Work to complete
Using the material that follows, identify and copy each line with the string "only".

Record set
★ ★ ★ ★
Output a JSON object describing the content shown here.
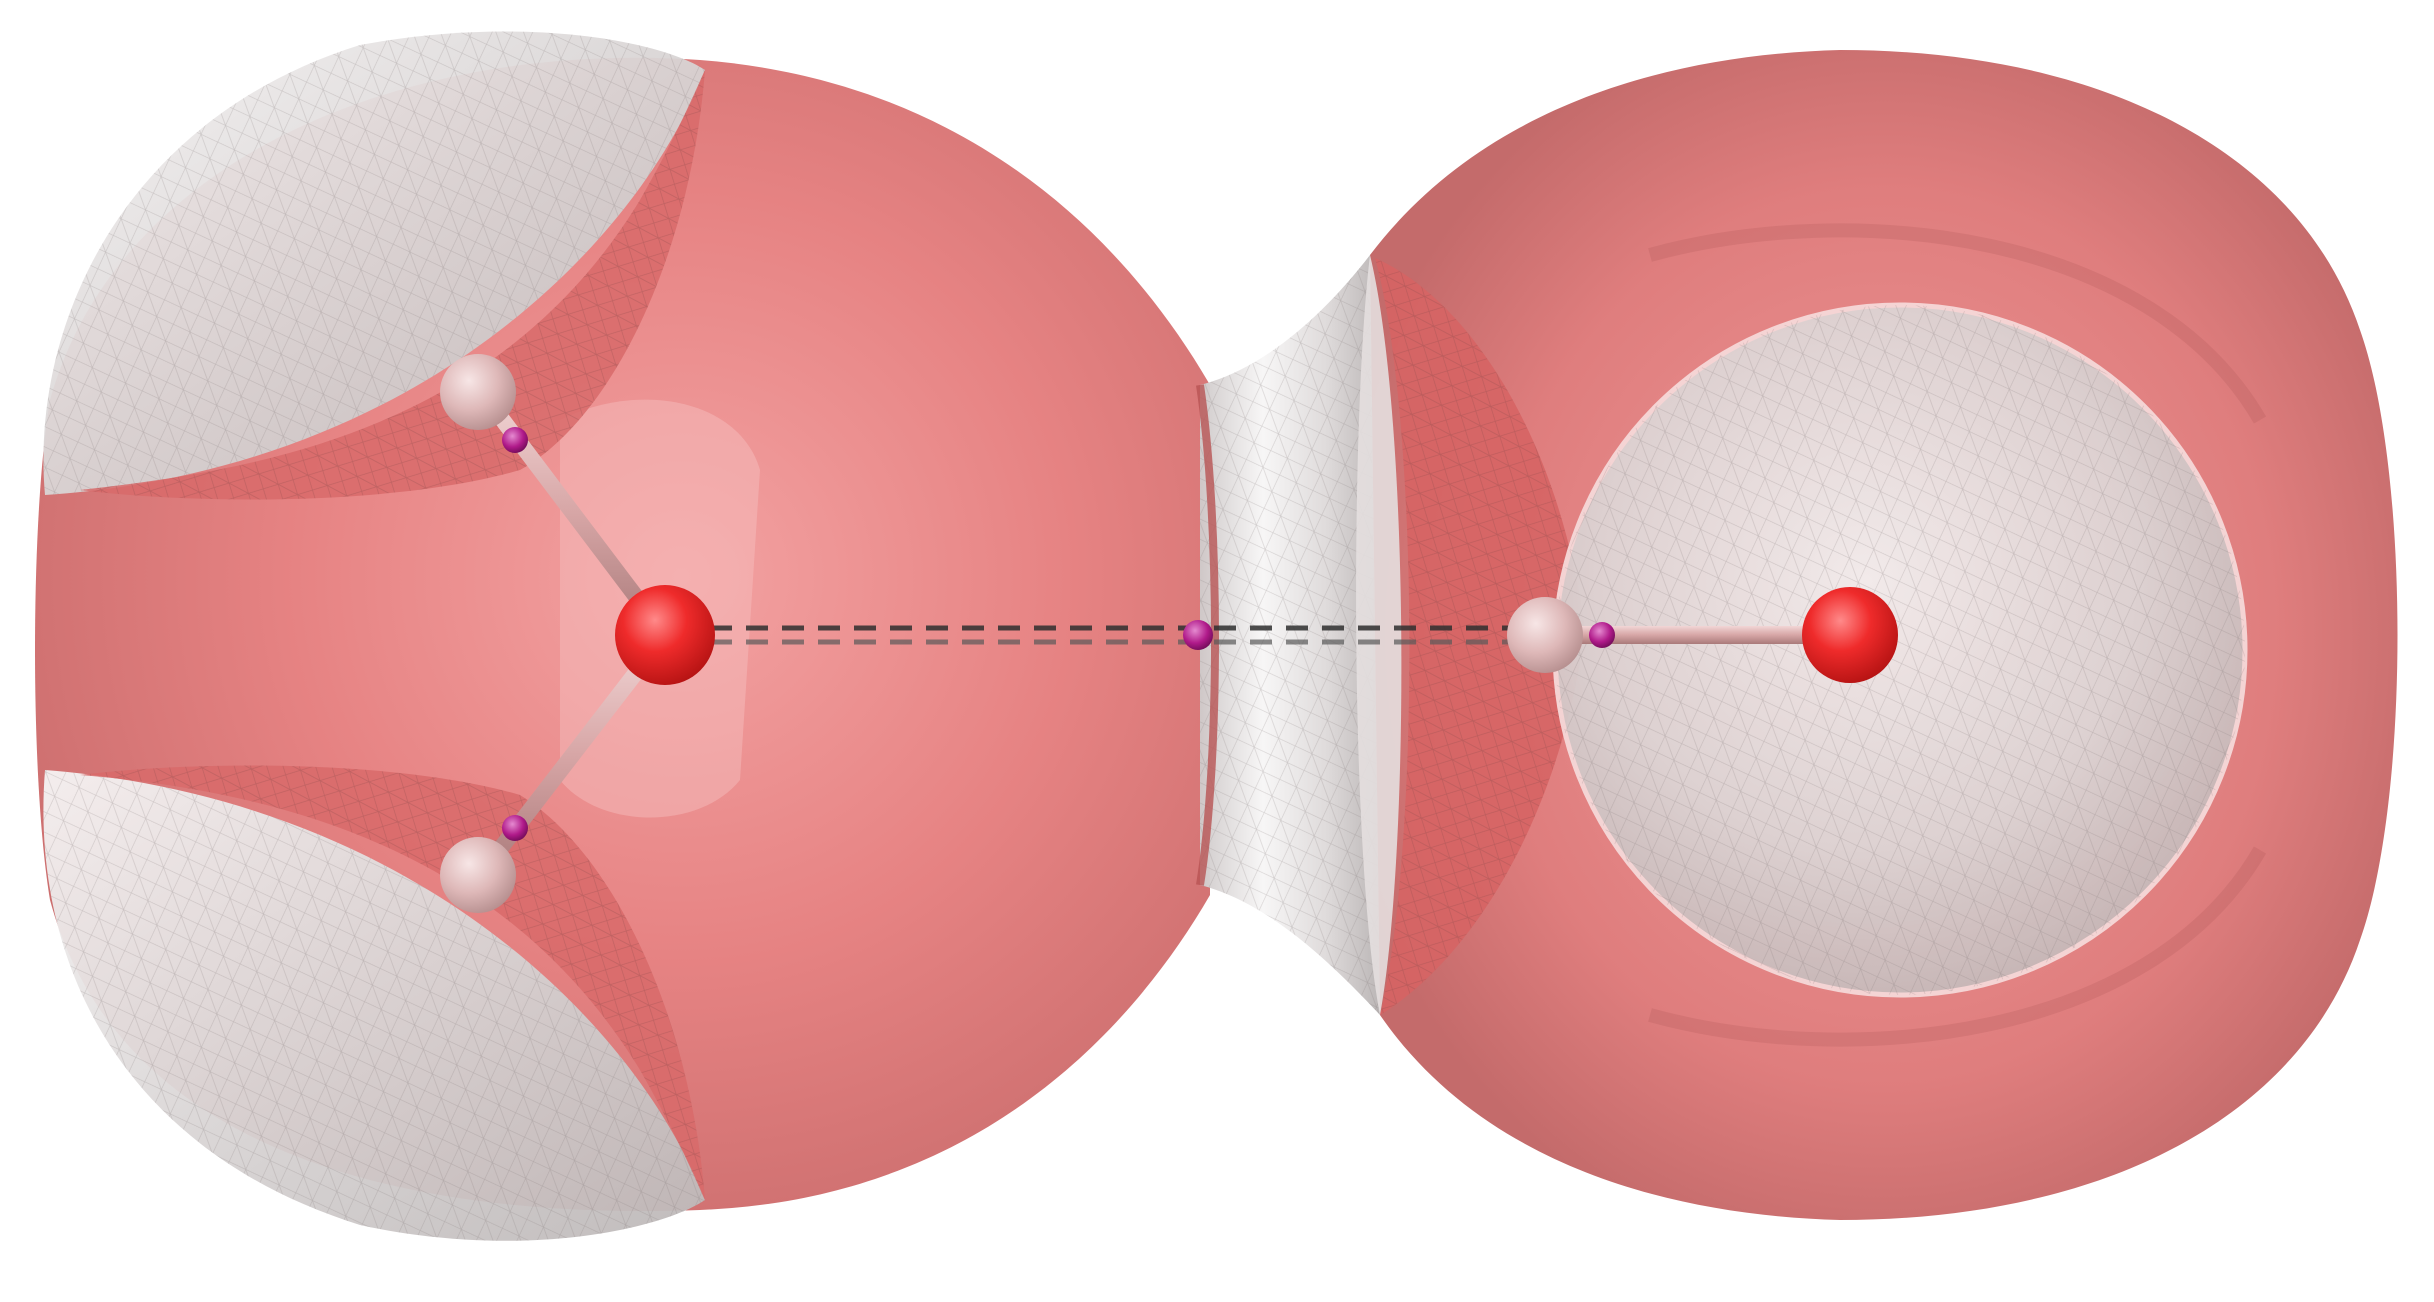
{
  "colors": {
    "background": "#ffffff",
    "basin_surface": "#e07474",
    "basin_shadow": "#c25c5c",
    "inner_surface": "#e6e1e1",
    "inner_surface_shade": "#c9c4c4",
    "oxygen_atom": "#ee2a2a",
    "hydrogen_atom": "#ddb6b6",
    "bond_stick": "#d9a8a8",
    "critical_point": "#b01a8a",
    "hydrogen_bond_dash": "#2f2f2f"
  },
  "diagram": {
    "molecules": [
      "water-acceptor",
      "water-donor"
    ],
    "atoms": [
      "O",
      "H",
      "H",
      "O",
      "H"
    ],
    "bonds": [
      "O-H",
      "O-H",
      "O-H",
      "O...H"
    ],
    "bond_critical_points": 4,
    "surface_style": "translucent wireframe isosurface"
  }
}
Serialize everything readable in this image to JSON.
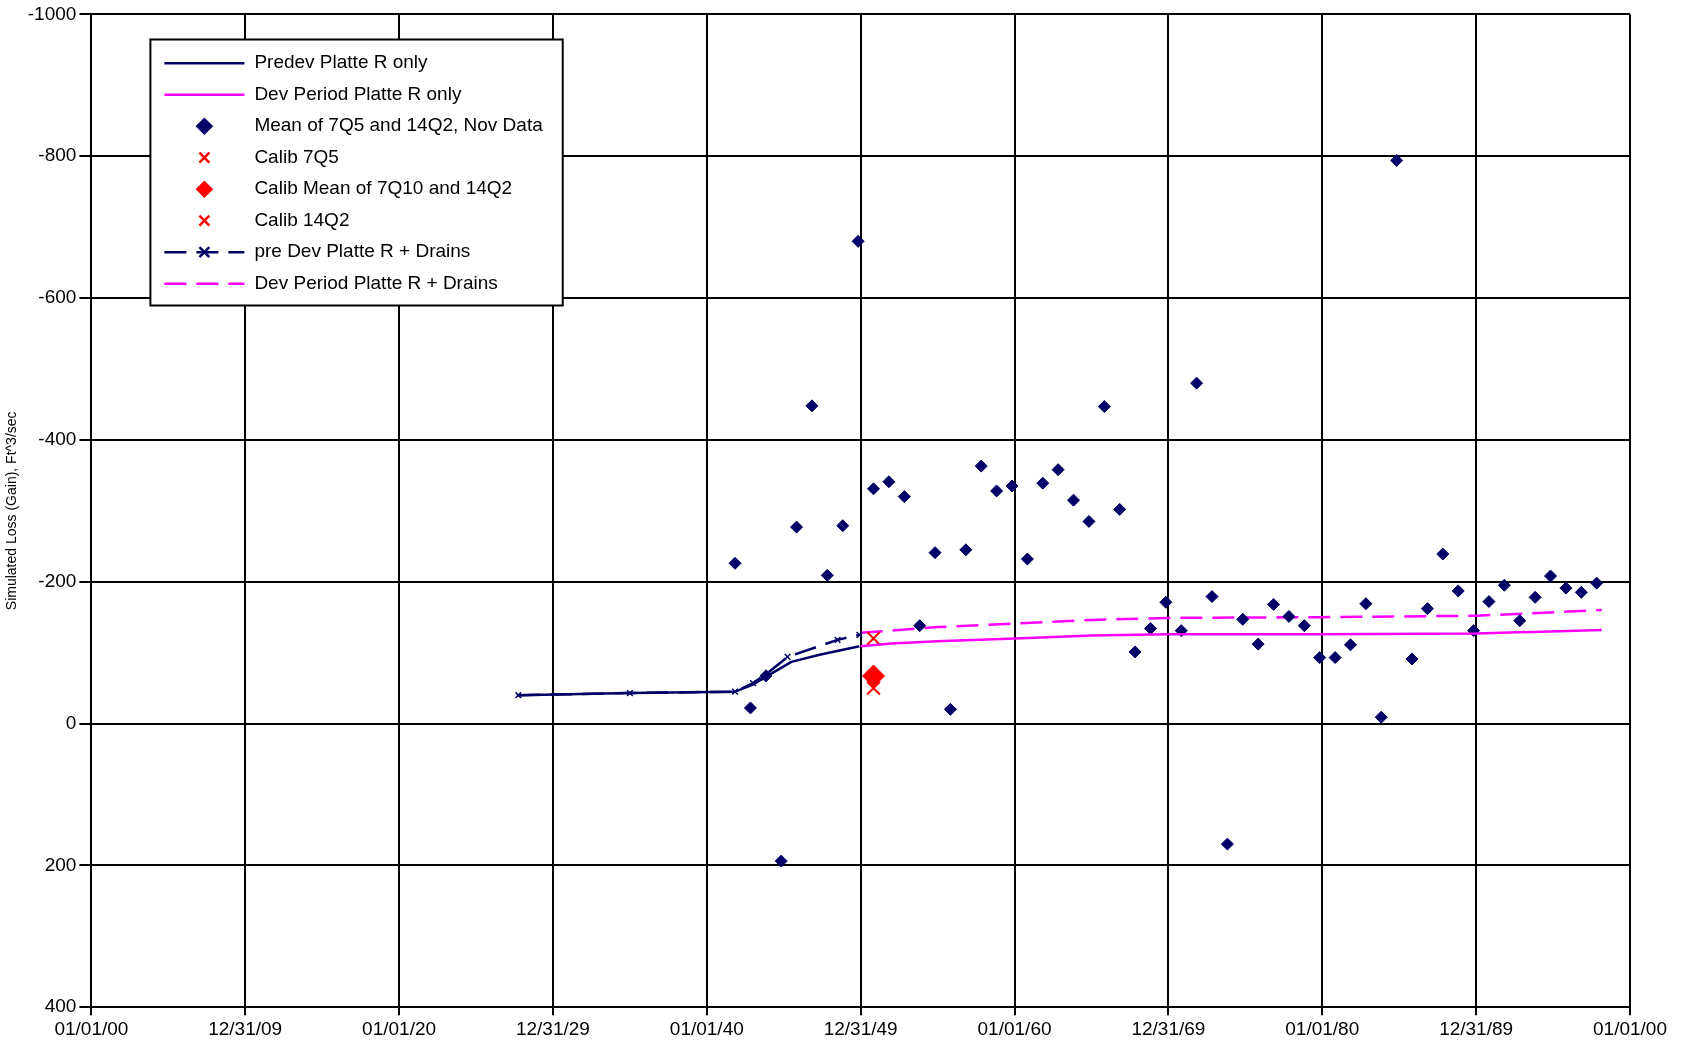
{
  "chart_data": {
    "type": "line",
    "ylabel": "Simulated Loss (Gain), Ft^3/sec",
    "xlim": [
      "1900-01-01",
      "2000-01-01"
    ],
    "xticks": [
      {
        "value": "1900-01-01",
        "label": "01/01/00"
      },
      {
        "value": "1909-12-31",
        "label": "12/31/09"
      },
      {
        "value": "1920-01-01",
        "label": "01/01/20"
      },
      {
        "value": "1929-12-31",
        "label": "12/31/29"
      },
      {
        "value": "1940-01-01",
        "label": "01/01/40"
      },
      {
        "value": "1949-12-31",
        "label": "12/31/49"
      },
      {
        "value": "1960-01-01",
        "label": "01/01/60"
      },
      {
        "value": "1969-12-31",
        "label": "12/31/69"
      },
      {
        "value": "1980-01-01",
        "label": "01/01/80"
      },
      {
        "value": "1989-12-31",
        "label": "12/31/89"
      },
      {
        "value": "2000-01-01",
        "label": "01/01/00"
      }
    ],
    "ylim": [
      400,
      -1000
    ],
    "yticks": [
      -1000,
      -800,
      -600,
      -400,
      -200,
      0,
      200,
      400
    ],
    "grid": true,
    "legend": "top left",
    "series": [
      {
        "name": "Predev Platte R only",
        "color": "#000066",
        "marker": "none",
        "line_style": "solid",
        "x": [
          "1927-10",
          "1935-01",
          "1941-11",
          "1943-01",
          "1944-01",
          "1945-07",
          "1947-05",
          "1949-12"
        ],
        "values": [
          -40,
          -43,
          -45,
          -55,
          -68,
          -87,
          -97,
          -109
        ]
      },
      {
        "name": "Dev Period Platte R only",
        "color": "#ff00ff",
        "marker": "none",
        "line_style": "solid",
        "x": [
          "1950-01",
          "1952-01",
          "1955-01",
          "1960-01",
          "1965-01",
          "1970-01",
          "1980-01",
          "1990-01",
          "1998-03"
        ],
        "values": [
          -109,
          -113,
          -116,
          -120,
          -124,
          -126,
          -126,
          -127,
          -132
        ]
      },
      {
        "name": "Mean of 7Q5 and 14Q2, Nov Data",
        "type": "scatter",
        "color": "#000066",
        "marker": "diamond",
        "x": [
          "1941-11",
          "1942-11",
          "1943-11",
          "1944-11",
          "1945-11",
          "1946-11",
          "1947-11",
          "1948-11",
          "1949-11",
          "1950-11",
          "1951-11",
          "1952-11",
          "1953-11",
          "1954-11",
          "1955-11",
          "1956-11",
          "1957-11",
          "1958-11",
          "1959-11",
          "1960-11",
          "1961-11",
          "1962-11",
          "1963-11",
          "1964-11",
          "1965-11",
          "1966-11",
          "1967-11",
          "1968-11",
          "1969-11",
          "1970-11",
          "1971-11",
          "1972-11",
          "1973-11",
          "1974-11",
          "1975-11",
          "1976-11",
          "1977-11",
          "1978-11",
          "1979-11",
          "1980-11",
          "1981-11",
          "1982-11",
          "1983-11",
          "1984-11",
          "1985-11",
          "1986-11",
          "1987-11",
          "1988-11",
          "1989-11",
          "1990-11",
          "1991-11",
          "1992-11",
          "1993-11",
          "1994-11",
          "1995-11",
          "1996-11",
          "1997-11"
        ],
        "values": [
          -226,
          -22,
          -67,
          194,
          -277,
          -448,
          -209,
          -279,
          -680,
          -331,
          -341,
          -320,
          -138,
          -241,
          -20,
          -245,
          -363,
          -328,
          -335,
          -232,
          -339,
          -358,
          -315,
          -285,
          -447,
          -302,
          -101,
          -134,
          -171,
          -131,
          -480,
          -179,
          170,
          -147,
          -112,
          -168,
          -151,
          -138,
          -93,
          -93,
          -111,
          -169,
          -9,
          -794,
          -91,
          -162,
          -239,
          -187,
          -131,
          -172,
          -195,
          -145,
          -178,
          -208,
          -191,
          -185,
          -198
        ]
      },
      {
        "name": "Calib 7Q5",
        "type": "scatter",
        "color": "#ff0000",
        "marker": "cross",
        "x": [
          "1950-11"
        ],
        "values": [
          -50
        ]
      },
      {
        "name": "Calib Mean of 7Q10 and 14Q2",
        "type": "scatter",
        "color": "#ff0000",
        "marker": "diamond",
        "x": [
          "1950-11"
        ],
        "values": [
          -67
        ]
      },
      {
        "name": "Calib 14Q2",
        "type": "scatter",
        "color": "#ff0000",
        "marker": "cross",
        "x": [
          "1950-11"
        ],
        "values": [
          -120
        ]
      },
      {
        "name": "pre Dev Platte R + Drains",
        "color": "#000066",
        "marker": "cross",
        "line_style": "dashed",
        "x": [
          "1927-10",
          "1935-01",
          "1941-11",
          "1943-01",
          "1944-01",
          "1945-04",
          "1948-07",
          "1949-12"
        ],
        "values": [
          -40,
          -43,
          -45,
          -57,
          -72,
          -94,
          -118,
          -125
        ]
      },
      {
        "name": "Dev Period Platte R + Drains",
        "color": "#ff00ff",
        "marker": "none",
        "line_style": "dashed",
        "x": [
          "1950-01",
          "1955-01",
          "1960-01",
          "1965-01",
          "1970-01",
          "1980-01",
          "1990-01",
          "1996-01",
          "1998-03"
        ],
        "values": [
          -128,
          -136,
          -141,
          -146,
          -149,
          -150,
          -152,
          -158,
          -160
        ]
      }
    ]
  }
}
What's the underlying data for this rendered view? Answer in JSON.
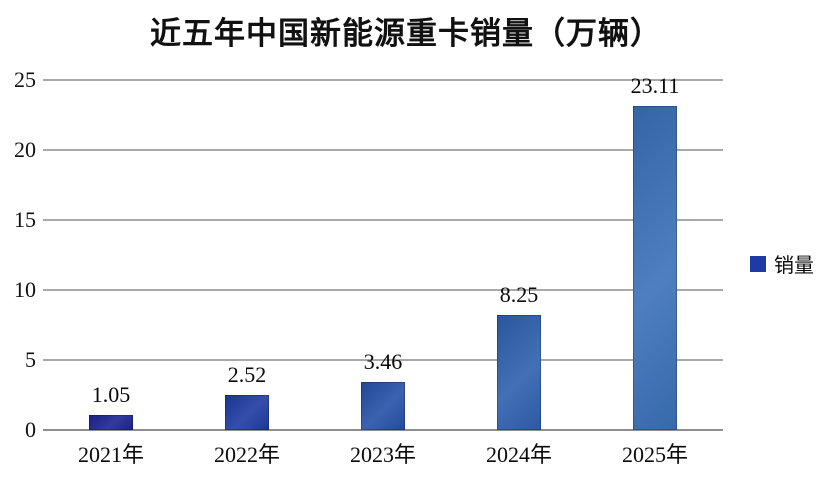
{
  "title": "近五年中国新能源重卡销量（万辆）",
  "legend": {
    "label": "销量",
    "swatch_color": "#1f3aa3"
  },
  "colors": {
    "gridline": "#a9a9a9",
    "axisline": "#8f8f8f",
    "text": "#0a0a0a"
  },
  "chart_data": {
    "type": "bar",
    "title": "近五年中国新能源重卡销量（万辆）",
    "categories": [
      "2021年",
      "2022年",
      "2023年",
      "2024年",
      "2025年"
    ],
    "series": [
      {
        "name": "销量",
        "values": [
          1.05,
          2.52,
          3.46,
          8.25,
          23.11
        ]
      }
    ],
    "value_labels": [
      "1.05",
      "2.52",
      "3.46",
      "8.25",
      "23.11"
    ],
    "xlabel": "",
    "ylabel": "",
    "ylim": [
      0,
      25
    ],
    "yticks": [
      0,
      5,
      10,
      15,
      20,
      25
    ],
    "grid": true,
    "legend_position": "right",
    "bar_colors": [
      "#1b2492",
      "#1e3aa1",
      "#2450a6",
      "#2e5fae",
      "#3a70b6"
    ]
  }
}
★ ★ ★ ★
The result
        "name": "Predev Platte R only",
        "name": "Dev Period Platte R only",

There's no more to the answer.